● **TASK PROMPT**: Check each line of the entries below for the string "Tische" and state how many lines have it, with no other text.

(Dataset items)
──────────

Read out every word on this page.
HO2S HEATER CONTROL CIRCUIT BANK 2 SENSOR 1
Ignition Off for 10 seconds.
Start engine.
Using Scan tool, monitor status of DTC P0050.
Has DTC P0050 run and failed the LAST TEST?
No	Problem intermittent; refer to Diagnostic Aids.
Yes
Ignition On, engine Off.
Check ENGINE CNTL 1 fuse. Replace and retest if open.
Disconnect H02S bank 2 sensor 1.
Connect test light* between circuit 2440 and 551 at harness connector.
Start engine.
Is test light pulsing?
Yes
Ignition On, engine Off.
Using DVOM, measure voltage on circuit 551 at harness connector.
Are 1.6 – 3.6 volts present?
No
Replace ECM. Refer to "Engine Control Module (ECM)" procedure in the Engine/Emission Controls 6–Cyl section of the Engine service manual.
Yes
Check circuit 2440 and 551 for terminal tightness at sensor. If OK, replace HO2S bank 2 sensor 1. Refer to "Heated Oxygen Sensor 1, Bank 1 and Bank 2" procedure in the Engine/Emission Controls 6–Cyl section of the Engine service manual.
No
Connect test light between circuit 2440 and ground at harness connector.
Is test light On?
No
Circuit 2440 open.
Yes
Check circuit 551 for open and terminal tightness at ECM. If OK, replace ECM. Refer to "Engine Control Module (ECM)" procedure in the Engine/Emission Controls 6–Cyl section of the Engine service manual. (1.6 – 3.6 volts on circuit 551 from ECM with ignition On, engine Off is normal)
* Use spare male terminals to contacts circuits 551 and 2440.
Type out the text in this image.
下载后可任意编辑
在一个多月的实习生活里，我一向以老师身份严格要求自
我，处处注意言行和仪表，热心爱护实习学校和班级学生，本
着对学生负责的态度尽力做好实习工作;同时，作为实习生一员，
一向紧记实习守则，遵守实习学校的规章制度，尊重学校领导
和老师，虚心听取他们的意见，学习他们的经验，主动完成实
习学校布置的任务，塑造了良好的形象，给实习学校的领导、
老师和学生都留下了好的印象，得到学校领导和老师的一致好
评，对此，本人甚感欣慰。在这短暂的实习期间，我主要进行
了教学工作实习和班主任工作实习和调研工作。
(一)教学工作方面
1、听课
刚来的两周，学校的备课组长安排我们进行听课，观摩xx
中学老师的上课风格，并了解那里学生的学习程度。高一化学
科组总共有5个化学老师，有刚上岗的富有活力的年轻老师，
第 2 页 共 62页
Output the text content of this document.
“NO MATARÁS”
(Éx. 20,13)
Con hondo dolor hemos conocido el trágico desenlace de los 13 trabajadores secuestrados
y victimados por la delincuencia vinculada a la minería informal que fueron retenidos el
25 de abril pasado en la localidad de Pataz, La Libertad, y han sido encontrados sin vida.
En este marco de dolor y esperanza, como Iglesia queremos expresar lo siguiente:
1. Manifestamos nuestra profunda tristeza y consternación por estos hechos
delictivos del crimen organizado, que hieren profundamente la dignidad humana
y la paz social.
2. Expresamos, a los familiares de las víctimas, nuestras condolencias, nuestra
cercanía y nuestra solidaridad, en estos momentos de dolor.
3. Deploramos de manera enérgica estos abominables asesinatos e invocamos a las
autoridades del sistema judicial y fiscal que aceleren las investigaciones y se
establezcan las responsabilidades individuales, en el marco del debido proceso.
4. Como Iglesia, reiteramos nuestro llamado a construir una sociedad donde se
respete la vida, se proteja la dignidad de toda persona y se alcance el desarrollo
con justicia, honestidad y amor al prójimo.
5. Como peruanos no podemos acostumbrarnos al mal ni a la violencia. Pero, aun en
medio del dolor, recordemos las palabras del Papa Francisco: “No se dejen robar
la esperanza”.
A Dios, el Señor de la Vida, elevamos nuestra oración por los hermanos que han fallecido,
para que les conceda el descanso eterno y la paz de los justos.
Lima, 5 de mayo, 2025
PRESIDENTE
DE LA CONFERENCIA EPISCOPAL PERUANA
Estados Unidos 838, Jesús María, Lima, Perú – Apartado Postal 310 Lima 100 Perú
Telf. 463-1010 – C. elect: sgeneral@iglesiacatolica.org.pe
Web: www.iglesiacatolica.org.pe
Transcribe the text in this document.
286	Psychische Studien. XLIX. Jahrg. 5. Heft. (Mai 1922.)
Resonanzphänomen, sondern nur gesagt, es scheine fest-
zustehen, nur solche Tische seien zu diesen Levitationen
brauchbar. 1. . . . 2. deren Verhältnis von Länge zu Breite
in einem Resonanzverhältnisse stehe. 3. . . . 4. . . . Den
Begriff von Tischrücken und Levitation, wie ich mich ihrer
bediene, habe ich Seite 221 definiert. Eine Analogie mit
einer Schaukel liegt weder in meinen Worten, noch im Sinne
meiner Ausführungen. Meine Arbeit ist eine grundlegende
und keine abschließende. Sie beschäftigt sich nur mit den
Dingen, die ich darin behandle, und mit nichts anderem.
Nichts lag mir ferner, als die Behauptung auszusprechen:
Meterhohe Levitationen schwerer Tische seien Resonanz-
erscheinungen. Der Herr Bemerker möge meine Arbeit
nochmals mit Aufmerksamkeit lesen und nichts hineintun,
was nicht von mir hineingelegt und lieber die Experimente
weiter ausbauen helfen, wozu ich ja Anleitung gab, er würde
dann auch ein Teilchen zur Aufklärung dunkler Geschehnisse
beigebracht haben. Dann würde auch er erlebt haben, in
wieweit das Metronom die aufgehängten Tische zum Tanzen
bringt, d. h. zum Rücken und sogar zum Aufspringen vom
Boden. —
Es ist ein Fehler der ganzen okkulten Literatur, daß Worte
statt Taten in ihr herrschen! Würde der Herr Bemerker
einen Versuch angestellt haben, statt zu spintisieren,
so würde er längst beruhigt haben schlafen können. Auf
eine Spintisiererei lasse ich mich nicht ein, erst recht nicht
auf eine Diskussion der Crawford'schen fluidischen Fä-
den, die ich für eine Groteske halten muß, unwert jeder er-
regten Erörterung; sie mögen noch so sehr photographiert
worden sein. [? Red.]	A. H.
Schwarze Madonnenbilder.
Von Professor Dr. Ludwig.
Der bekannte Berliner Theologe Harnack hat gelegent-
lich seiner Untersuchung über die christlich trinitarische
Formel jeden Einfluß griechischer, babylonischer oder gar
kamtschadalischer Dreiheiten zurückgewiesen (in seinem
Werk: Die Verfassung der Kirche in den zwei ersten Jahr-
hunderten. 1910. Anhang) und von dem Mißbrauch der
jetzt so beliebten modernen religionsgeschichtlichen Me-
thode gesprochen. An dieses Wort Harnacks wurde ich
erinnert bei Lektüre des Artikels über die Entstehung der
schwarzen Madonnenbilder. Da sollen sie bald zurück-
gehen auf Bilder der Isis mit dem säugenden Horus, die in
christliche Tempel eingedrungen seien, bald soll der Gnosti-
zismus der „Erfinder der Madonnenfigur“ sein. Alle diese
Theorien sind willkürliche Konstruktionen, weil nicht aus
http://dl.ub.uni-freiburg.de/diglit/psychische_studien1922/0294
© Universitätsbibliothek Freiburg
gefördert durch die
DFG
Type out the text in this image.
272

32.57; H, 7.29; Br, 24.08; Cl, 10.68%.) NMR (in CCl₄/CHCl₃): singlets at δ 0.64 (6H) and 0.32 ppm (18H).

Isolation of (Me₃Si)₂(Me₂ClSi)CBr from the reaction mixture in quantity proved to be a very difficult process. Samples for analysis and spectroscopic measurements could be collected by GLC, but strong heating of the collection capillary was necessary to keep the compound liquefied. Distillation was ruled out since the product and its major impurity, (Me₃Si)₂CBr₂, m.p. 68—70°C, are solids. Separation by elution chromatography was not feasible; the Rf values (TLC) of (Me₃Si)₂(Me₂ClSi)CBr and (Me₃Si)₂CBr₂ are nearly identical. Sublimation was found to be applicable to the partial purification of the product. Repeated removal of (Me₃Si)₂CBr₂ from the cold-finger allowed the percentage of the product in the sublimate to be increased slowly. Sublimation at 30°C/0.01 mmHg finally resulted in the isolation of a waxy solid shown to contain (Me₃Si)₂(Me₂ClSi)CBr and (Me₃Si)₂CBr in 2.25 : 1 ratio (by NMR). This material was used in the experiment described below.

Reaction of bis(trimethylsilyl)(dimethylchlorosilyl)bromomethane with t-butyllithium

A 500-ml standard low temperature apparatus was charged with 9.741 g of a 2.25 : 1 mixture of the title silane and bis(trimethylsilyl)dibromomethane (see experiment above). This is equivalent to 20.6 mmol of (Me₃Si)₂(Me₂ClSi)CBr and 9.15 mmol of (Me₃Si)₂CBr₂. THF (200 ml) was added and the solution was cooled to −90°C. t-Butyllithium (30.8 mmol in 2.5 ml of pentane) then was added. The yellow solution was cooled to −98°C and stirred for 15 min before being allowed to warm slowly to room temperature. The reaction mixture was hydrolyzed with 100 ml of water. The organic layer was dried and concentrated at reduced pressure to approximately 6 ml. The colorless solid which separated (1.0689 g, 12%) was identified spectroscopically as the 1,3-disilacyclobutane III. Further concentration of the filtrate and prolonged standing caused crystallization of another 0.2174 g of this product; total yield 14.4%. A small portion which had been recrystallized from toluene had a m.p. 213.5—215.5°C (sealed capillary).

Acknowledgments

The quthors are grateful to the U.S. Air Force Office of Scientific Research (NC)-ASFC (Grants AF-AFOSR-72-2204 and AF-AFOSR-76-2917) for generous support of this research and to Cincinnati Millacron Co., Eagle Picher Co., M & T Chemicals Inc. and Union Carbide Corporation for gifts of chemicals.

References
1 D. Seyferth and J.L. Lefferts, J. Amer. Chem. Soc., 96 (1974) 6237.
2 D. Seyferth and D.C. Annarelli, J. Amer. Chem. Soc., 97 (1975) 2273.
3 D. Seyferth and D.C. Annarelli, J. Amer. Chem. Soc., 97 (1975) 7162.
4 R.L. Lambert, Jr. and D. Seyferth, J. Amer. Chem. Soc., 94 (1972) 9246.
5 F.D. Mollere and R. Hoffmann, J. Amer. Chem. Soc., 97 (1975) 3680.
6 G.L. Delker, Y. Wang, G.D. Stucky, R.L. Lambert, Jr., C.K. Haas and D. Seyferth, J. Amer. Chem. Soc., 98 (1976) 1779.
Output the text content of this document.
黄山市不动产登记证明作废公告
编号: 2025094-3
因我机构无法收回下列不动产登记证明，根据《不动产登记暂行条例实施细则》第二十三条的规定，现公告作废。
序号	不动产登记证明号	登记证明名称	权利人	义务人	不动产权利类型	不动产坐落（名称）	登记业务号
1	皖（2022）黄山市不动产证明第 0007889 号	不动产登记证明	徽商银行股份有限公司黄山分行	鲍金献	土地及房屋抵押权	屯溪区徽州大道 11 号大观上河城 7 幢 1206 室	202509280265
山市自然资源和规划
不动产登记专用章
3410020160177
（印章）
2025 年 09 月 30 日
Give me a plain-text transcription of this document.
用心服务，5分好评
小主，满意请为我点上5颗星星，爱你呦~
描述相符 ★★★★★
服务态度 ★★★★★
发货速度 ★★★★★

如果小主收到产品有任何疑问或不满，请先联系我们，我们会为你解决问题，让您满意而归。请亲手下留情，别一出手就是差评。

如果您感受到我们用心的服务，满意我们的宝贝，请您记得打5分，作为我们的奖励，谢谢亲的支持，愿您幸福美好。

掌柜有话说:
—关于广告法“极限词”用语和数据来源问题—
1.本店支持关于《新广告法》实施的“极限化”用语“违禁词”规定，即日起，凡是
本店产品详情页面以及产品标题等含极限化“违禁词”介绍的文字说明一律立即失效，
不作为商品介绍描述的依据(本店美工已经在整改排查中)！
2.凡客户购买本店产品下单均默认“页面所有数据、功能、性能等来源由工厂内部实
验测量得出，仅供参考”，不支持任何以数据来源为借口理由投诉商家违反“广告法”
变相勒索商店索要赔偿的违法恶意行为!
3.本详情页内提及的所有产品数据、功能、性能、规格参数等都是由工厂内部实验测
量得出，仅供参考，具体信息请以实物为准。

──────────

● **ANSWER FOR THE TASK**: 3